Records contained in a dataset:
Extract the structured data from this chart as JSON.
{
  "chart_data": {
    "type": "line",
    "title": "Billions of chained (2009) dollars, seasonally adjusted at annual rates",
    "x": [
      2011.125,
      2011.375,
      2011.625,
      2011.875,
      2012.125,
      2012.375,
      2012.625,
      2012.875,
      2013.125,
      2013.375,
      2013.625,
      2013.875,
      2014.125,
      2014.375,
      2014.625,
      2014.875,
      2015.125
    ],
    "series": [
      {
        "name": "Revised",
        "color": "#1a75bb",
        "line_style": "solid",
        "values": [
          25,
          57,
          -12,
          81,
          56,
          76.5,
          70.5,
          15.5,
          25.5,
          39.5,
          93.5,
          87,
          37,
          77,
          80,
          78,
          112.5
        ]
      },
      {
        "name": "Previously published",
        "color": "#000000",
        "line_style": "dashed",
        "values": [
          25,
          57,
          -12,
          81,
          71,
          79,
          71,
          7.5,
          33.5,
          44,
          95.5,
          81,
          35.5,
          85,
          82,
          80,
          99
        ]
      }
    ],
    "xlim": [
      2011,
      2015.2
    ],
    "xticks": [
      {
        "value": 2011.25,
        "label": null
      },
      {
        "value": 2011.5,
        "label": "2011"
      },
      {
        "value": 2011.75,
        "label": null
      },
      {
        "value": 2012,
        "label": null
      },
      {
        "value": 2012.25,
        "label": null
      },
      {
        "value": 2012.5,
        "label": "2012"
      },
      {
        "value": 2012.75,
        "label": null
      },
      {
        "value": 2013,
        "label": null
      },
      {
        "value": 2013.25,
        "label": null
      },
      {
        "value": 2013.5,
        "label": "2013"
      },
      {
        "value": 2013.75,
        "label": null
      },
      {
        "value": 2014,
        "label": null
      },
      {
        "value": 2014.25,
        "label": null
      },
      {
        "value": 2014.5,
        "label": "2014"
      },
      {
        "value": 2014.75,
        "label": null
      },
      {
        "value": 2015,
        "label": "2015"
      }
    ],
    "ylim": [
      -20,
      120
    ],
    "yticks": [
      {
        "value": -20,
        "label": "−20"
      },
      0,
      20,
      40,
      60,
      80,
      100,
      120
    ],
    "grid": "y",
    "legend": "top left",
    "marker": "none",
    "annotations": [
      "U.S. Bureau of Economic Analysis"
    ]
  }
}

- **Your objective**: Retype every record above exactly as it appears.

- **Result of this task**:
Extract the structured data from this chart as JSON.
{
  "chart_data": {
    "type": "line",
    "title": "Billions of chained (2009) dollars, seasonally adjusted at annual rates",
    "x": [
      2011.125,
      2011.375,
      2011.625,
      2011.875,
      2012.125,
      2012.375,
      2012.625,
      2012.875,
      2013.125,
      2013.375,
      2013.625,
      2013.875,
      2014.125,
      2014.375,
      2014.625,
      2014.875,
      2015.125
    ],
    "series": [
      {
        "name": "Revised",
        "color": "#1a75bb",
        "line_style": "solid",
        "values": [
          25,
          57,
          -12,
          81,
          56,
          76.5,
          70.5,
          15.5,
          25.5,
          39.5,
          93.5,
          87,
          37,
          77,
          80,
          78,
          112.5
        ]
      },
      {
        "name": "Previously published",
        "color": "#000000",
        "line_style": "dashed",
        "values": [
          25,
          57,
          -12,
          81,
          71,
          79,
          71,
          7.5,
          33.5,
          44,
          95.5,
          81,
          35.5,
          85,
          82,
          80,
          99
        ]
      }
    ],
    "xlim": [
      2011,
      2015.2
    ],
    "xticks": [
      {
        "value": 2011.25,
        "label": null
      },
      {
        "value": 2011.5,
        "label": "2011"
      },
      {
        "value": 2011.75,
        "label": null
      },
      {
        "value": 2012,
        "label": null
      },
      {
        "value": 2012.25,
        "label": null
      },
      {
        "value": 2012.5,
        "label": "2012"
      },
      {
        "value": 2012.75,
        "label": null
      },
      {
        "value": 2013,
        "label": null
      },
      {
        "value": 2013.25,
        "label": null
      },
      {
        "value": 2013.5,
        "label": "2013"
      },
      {
        "value": 2013.75,
        "label": null
      },
      {
        "value": 2014,
        "label": null
      },
      {
        "value": 2014.25,
        "label": null
      },
      {
        "value": 2014.5,
        "label": "2014"
      },
      {
        "value": 2014.75,
        "label": null
      },
      {
        "value": 2015,
        "label": "2015"
      }
    ],
    "ylim": [
      -20,
      120
    ],
    "yticks": [
      {
        "value": -20,
        "label": "−20"
      },
      0,
      20,
      40,
      60,
      80,
      100,
      120
    ],
    "grid": "y",
    "legend": "top left",
    "marker": "none",
    "annotations": [
      "U.S. Bureau of Economic Analysis"
    ]
  }
}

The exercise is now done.